(Stored records)
· · · · · · ·

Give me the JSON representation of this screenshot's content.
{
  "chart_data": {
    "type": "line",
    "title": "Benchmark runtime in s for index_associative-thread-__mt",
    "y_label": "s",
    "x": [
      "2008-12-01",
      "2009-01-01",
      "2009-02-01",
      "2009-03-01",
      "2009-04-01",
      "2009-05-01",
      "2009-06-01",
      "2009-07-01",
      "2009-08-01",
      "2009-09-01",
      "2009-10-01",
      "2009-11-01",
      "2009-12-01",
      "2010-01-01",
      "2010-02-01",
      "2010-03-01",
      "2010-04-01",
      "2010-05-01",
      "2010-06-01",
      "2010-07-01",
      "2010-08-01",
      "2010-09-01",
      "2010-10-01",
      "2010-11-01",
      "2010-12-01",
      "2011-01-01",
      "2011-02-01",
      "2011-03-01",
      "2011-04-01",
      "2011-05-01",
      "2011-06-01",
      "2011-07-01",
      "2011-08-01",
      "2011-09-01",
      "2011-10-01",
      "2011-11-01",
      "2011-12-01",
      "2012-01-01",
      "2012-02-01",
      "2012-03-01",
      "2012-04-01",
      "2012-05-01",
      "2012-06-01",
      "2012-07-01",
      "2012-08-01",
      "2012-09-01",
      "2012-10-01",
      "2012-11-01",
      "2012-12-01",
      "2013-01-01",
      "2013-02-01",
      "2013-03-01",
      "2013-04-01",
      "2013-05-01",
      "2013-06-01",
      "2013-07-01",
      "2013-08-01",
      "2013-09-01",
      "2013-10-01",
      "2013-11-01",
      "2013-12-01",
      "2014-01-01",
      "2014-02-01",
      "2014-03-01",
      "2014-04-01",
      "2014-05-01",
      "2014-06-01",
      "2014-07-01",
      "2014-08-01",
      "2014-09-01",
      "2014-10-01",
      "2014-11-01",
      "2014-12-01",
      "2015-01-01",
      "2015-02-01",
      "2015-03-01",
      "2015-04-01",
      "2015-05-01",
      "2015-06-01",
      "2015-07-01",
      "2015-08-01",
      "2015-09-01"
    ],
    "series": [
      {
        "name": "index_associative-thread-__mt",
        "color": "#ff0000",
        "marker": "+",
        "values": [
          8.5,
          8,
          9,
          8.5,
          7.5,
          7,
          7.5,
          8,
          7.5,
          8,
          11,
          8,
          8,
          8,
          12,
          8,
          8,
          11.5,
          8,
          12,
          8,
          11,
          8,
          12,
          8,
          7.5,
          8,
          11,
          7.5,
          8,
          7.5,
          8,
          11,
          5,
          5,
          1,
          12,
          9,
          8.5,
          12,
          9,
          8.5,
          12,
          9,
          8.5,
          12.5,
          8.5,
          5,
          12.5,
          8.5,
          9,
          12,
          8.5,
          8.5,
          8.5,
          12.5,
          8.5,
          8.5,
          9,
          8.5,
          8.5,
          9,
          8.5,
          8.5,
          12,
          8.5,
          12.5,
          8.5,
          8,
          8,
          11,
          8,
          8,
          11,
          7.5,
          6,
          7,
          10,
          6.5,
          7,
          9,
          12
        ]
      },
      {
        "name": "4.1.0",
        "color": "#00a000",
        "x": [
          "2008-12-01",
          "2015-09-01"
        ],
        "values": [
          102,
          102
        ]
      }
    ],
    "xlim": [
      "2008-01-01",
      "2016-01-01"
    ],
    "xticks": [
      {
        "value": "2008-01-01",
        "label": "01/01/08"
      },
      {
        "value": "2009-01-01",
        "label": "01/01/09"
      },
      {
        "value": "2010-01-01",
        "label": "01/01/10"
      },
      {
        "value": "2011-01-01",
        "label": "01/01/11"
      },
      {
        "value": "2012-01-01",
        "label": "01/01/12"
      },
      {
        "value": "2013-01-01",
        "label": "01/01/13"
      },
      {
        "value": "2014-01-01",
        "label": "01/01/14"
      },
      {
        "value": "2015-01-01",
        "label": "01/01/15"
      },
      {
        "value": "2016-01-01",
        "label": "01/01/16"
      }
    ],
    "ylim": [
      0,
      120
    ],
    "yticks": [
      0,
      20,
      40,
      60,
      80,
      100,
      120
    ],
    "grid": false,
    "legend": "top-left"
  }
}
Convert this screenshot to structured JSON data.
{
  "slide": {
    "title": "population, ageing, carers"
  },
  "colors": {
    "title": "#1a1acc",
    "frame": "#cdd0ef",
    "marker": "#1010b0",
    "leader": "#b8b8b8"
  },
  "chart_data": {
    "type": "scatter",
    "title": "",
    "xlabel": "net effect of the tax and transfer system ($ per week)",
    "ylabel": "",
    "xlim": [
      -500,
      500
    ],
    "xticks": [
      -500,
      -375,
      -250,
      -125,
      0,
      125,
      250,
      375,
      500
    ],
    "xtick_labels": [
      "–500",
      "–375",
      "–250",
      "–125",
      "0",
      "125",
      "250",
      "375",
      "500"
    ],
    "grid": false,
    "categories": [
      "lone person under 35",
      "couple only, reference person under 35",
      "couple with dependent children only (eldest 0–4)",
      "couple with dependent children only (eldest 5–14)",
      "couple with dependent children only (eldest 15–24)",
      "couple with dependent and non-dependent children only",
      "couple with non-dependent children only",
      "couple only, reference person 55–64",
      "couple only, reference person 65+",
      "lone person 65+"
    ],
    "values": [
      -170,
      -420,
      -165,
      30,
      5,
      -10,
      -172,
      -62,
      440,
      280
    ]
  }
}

· · · · · · ·

### EXERCISE REQUIREMENTS
Which lines of the data include "children"? Copy each of them.

### TASK SOLUTION
      "couple with dependent children only (eldest 0–4)",
      "couple with dependent children only (eldest 5–14)",
      "couple with dependent children only (eldest 15–24)",
      "couple with dependent and non-dependent children only",
      "couple with non-dependent children only",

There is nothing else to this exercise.